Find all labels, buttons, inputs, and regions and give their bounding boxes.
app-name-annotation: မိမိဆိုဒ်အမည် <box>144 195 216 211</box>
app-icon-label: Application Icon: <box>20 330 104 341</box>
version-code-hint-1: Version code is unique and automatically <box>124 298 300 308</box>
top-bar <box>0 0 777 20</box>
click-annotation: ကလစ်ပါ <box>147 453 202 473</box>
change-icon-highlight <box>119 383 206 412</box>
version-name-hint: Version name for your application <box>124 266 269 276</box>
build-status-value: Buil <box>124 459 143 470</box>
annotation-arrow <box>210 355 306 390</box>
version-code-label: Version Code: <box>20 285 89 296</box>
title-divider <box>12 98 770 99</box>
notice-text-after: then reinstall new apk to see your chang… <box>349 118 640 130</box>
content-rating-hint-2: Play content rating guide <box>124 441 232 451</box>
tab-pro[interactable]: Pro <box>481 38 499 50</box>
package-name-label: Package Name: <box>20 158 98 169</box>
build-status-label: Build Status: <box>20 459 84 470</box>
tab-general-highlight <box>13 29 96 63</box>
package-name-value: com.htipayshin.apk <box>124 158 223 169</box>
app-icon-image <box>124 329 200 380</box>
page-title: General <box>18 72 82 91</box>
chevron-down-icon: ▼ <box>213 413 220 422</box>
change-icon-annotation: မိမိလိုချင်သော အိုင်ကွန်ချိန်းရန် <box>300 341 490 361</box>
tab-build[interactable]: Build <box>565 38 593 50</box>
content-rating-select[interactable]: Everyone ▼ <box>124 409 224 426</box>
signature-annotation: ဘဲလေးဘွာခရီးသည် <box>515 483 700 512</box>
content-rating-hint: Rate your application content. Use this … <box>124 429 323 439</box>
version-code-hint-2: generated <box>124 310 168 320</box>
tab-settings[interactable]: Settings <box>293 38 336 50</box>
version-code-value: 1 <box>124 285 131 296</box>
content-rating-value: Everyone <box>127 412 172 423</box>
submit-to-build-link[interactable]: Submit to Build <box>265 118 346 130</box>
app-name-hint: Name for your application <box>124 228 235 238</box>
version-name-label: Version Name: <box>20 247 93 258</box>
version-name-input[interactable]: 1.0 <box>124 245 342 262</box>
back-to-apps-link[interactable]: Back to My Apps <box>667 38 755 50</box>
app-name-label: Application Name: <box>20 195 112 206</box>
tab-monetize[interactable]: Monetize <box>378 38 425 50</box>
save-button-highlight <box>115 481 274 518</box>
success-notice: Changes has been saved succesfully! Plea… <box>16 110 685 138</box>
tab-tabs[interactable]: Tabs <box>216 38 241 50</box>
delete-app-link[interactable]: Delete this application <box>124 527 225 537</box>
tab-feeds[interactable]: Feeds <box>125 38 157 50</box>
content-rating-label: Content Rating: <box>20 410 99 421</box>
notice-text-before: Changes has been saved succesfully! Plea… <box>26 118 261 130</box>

---

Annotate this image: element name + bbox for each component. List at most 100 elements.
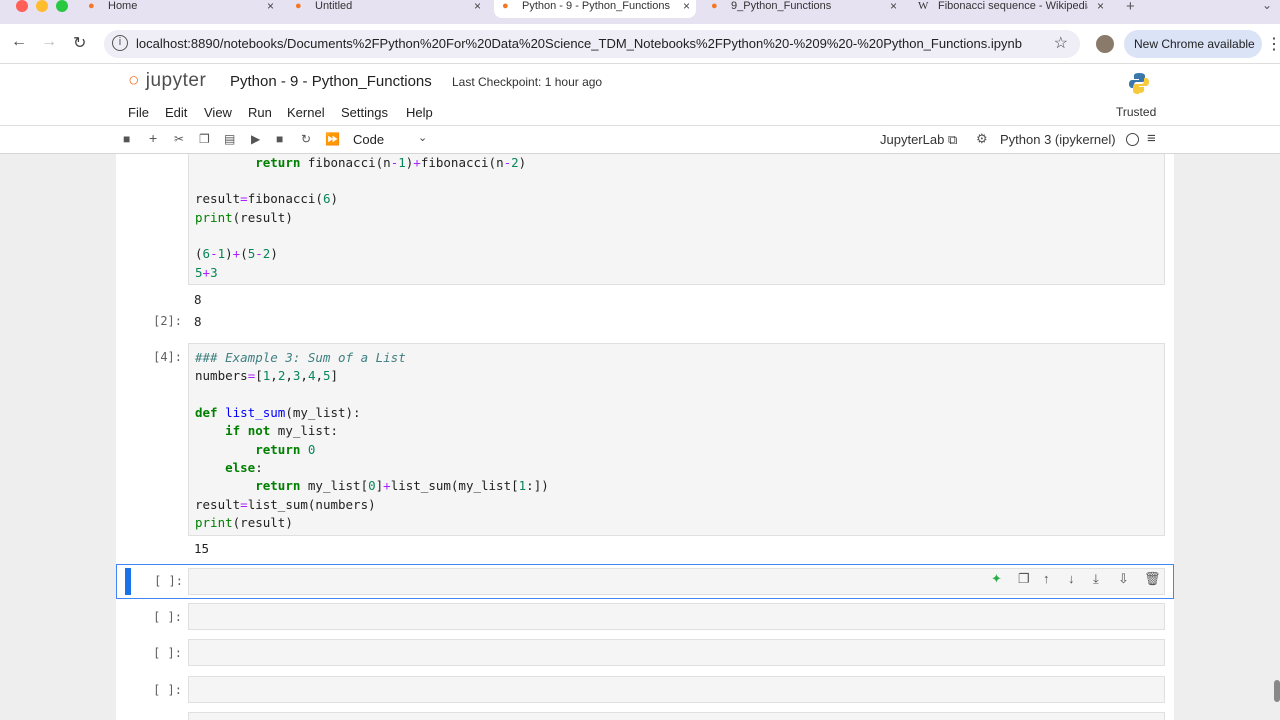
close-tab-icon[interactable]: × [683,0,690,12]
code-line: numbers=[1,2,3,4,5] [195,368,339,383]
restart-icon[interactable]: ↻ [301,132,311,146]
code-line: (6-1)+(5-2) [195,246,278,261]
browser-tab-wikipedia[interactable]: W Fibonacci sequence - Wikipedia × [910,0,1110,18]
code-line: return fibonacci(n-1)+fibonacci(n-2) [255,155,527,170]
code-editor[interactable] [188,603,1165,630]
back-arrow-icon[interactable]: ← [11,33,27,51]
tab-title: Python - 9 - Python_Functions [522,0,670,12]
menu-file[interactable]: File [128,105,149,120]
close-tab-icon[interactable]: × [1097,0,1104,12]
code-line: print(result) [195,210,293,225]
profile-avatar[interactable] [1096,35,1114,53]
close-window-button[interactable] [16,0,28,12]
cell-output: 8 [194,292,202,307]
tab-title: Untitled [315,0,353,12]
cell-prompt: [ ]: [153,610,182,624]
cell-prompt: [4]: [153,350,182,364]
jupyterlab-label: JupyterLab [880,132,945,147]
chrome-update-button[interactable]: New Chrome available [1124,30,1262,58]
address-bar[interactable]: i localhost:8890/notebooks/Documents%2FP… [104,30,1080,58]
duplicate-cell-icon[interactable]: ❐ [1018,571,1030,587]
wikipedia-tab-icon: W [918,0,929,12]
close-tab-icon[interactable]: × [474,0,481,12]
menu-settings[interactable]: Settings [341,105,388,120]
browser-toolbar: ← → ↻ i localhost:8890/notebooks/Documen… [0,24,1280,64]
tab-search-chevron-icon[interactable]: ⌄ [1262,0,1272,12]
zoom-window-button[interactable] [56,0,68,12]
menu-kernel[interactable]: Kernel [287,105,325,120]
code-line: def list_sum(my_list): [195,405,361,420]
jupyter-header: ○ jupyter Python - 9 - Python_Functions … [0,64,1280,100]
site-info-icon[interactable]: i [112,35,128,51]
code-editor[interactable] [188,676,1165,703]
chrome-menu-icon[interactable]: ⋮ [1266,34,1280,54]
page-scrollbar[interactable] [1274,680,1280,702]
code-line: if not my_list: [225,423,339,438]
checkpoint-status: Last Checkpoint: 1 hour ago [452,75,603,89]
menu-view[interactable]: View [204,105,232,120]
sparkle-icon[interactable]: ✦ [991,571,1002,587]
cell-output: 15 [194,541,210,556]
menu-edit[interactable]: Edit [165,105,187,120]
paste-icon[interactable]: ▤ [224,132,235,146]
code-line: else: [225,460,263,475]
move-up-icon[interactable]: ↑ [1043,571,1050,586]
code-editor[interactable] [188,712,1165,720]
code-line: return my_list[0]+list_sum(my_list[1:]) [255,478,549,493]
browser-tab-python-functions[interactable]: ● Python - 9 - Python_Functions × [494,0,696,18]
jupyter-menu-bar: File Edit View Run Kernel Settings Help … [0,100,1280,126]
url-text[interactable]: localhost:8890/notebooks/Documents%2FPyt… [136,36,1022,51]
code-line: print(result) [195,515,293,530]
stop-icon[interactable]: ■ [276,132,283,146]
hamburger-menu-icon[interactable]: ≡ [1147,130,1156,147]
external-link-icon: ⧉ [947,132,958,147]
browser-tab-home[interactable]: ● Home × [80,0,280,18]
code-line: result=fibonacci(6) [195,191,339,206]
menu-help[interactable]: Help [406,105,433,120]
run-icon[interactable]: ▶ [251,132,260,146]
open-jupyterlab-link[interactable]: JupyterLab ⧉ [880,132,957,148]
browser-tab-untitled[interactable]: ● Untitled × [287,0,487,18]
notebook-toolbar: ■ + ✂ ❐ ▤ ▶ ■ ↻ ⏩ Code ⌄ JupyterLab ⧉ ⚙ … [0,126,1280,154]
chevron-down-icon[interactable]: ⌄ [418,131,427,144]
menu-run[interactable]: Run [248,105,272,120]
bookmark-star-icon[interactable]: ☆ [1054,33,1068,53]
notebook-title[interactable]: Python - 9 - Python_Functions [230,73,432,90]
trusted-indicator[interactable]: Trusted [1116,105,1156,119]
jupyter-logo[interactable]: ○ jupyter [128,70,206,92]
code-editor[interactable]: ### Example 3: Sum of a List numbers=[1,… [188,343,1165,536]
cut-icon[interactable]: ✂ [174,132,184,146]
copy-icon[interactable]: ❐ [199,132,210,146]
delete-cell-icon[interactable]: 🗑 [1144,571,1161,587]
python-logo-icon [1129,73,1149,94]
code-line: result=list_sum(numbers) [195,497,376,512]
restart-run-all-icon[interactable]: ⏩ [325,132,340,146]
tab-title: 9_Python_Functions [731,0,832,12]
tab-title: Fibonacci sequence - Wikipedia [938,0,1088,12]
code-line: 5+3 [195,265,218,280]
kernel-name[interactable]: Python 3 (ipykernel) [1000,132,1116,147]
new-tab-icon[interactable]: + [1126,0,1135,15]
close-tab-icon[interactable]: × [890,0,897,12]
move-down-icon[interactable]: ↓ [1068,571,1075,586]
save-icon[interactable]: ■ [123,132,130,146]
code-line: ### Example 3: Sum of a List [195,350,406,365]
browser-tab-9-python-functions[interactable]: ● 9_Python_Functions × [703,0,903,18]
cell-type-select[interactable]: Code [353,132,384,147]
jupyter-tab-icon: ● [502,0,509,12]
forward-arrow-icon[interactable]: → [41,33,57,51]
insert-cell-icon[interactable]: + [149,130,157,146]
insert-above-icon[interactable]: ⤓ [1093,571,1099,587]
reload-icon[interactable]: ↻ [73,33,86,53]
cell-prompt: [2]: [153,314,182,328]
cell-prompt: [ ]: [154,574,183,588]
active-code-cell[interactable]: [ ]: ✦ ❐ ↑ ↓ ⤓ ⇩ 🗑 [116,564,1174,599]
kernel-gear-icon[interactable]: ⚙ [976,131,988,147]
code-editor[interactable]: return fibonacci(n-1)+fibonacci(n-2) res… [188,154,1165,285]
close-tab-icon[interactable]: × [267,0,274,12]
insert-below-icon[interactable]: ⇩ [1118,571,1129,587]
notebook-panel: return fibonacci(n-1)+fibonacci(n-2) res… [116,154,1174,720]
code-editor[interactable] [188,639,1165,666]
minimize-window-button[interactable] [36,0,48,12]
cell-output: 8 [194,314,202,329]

## GOAL:
In the data above, change every "unique" to "distinct" in everything from the line containing "Find all labels, buttons, inputs, and" down to the line containing "annotation-arrow <box>210 355 306 390</box>", and write out those lines again with nothing else altered.

## ANSWER FOR THE TASK:
Find all labels, buttons, inputs, and regions and give their bounding boxes.
app-name-annotation: မိမိဆိုဒ်အမည် <box>144 195 216 211</box>
app-icon-label: Application Icon: <box>20 330 104 341</box>
version-code-hint-1: Version code is distinct and automatically <box>124 298 300 308</box>
top-bar <box>0 0 777 20</box>
click-annotation: ကလစ်ပါ <box>147 453 202 473</box>
change-icon-highlight <box>119 383 206 412</box>
version-name-hint: Version name for your application <box>124 266 269 276</box>
build-status-value: Buil <box>124 459 143 470</box>
annotation-arrow <box>210 355 306 390</box>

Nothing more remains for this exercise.